• _Stated goal_:
With the line containing "Convert this document image to plain text." as the first line and the last line of the records as the final one, reproduce that range exactly.

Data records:
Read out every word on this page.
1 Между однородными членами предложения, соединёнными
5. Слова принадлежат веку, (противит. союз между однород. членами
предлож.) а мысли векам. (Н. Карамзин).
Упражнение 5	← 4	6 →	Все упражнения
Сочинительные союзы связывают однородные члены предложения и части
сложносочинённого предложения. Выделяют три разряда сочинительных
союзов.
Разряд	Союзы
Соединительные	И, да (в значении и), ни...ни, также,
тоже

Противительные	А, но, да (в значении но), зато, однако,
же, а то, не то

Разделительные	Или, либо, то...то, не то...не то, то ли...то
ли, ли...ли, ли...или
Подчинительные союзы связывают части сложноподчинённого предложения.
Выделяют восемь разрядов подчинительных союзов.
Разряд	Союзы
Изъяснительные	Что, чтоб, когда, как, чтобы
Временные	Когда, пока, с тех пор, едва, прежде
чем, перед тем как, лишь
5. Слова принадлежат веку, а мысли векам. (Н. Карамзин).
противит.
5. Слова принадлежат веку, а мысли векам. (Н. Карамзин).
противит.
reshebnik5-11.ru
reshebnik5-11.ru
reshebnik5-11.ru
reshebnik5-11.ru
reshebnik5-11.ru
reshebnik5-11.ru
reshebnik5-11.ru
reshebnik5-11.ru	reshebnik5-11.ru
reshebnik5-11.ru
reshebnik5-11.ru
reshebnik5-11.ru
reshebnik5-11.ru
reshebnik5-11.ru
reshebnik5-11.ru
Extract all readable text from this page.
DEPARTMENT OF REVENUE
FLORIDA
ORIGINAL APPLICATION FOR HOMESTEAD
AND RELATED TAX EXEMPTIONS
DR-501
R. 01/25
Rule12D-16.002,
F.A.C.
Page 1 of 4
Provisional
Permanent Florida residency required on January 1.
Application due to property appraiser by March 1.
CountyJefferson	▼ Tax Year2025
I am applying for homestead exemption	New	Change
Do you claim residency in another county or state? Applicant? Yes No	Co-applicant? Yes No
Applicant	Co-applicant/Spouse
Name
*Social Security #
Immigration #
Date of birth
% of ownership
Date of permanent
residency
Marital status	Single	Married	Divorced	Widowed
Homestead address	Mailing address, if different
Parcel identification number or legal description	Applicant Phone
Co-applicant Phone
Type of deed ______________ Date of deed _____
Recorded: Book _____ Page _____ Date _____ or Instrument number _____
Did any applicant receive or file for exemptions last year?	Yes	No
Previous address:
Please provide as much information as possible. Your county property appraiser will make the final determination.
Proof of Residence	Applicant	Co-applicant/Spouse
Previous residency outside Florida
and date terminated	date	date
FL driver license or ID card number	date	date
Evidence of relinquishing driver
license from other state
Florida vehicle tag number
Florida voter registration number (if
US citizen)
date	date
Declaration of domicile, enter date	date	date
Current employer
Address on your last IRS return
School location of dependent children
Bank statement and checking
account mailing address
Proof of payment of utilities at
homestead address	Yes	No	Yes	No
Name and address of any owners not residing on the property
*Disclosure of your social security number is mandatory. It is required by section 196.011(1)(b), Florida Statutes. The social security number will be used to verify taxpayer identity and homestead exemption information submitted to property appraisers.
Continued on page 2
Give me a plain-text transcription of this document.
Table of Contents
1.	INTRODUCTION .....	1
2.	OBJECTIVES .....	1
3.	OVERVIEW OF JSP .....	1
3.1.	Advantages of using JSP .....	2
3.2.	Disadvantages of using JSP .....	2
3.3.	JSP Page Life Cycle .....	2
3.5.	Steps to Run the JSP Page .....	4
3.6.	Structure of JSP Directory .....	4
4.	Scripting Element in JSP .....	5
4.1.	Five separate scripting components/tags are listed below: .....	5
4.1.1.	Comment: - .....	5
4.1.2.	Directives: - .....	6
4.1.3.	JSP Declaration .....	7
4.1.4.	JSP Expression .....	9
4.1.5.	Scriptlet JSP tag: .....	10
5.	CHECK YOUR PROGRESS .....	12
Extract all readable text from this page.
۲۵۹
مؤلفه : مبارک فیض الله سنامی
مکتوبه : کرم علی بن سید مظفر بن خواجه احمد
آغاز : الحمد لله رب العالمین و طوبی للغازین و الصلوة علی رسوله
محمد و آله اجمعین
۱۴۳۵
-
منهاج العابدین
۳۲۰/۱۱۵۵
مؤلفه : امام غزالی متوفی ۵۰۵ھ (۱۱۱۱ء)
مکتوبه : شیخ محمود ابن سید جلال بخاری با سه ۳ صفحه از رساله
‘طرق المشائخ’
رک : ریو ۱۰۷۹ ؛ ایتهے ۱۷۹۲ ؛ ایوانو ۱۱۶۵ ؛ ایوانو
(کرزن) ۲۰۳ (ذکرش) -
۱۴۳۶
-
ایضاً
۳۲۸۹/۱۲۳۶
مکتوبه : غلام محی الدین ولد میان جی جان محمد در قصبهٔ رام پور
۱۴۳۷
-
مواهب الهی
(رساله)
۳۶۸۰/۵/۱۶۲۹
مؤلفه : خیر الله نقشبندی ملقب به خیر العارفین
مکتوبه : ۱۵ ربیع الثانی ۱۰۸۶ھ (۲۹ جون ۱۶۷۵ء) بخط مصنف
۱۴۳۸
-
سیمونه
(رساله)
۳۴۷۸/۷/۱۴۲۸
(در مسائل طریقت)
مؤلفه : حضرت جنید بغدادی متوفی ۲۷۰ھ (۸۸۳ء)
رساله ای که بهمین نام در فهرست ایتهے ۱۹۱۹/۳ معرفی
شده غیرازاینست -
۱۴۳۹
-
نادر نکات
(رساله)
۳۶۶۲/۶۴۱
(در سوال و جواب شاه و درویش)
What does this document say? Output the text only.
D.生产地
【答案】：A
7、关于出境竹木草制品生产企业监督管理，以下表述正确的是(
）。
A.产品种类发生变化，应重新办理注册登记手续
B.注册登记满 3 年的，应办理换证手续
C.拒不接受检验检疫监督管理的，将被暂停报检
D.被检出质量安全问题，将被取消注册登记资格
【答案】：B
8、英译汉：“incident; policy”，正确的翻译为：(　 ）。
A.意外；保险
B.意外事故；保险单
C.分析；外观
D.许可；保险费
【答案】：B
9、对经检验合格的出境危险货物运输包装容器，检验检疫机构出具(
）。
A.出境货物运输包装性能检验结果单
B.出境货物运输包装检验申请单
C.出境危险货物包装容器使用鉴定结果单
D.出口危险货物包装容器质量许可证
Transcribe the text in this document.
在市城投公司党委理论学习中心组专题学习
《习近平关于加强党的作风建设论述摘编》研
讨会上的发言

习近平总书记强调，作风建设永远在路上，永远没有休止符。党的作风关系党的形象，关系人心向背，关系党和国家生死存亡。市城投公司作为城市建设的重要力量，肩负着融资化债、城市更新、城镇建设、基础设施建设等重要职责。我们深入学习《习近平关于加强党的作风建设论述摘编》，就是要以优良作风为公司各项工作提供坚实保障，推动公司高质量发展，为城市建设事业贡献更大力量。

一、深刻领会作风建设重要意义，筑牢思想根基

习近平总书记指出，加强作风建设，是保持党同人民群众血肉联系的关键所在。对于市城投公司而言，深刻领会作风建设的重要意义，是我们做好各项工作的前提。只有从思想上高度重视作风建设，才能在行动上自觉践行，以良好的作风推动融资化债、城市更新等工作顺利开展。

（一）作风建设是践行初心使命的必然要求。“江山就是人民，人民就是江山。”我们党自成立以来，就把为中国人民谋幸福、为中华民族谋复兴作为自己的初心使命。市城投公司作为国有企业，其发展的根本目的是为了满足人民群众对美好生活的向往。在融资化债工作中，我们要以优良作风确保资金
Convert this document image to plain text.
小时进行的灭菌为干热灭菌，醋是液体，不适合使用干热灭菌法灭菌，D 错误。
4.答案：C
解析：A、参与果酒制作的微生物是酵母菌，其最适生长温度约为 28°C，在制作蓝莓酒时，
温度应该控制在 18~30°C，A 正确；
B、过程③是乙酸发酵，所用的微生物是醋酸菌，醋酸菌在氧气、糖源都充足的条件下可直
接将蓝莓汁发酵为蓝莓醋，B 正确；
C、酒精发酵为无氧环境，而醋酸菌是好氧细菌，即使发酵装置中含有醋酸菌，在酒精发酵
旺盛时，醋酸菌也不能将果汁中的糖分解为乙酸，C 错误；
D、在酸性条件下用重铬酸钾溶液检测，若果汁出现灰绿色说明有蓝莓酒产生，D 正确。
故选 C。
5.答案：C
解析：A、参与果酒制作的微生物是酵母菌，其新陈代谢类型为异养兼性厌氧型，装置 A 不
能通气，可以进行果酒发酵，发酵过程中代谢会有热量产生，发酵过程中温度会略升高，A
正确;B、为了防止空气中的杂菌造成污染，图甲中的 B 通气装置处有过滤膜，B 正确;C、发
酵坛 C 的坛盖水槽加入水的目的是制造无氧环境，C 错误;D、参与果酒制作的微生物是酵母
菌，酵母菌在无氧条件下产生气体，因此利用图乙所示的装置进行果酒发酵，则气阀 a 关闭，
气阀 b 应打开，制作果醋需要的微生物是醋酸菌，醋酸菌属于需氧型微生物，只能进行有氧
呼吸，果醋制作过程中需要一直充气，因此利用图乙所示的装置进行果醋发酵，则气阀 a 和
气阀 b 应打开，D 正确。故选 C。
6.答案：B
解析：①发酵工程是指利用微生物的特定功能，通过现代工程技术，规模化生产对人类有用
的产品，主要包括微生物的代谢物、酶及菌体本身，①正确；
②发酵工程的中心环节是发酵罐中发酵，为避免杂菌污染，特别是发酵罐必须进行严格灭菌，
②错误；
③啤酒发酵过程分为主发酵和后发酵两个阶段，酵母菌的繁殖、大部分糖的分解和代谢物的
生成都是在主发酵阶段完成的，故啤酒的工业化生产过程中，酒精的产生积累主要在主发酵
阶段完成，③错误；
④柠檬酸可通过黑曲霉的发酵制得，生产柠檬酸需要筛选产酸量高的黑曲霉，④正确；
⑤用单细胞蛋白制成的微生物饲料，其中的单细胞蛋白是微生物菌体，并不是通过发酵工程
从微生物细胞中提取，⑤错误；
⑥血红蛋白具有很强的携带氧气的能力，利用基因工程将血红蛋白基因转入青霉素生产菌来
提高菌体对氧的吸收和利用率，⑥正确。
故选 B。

• _Complete answer_:
Convert this document image to plain text.
小时进行的灭菌为干热灭菌，醋是液体，不适合使用干热灭菌法灭菌，D 错误。
4.答案：C
解析：A、参与果酒制作的微生物是酵母菌，其最适生长温度约为 28°C，在制作蓝莓酒时，
温度应该控制在 18~30°C，A 正确；
B、过程③是乙酸发酵，所用的微生物是醋酸菌，醋酸菌在氧气、糖源都充足的条件下可直
接将蓝莓汁发酵为蓝莓醋，B 正确；
C、酒精发酵为无氧环境，而醋酸菌是好氧细菌，即使发酵装置中含有醋酸菌，在酒精发酵
旺盛时，醋酸菌也不能将果汁中的糖分解为乙酸，C 错误；
D、在酸性条件下用重铬酸钾溶液检测，若果汁出现灰绿色说明有蓝莓酒产生，D 正确。
故选 C。
5.答案：C
解析：A、参与果酒制作的微生物是酵母菌，其新陈代谢类型为异养兼性厌氧型，装置 A 不
能通气，可以进行果酒发酵，发酵过程中代谢会有热量产生，发酵过程中温度会略升高，A
正确;B、为了防止空气中的杂菌造成污染，图甲中的 B 通气装置处有过滤膜，B 正确;C、发
酵坛 C 的坛盖水槽加入水的目的是制造无氧环境，C 错误;D、参与果酒制作的微生物是酵母
菌，酵母菌在无氧条件下产生气体，因此利用图乙所示的装置进行果酒发酵，则气阀 a 关闭，
气阀 b 应打开，制作果醋需要的微生物是醋酸菌，醋酸菌属于需氧型微生物，只能进行有氧
呼吸，果醋制作过程中需要一直充气，因此利用图乙所示的装置进行果醋发酵，则气阀 a 和
气阀 b 应打开，D 正确。故选 C。
6.答案：B
解析：①发酵工程是指利用微生物的特定功能，通过现代工程技术，规模化生产对人类有用
的产品，主要包括微生物的代谢物、酶及菌体本身，①正确；
②发酵工程的中心环节是发酵罐中发酵，为避免杂菌污染，特别是发酵罐必须进行严格灭菌，
②错误；
③啤酒发酵过程分为主发酵和后发酵两个阶段，酵母菌的繁殖、大部分糖的分解和代谢物的
生成都是在主发酵阶段完成的，故啤酒的工业化生产过程中，酒精的产生积累主要在主发酵
阶段完成，③错误；
④柠檬酸可通过黑曲霉的发酵制得，生产柠檬酸需要筛选产酸量高的黑曲霉，④正确；
⑤用单细胞蛋白制成的微生物饲料，其中的单细胞蛋白是微生物菌体，并不是通过发酵工程
从微生物细胞中提取，⑤错误；
⑥血红蛋白具有很强的携带氧气的能力，利用基因工程将血红蛋白基因转入青霉素生产菌来
提高菌体对氧的吸收和利用率，⑥正确。
故选 B。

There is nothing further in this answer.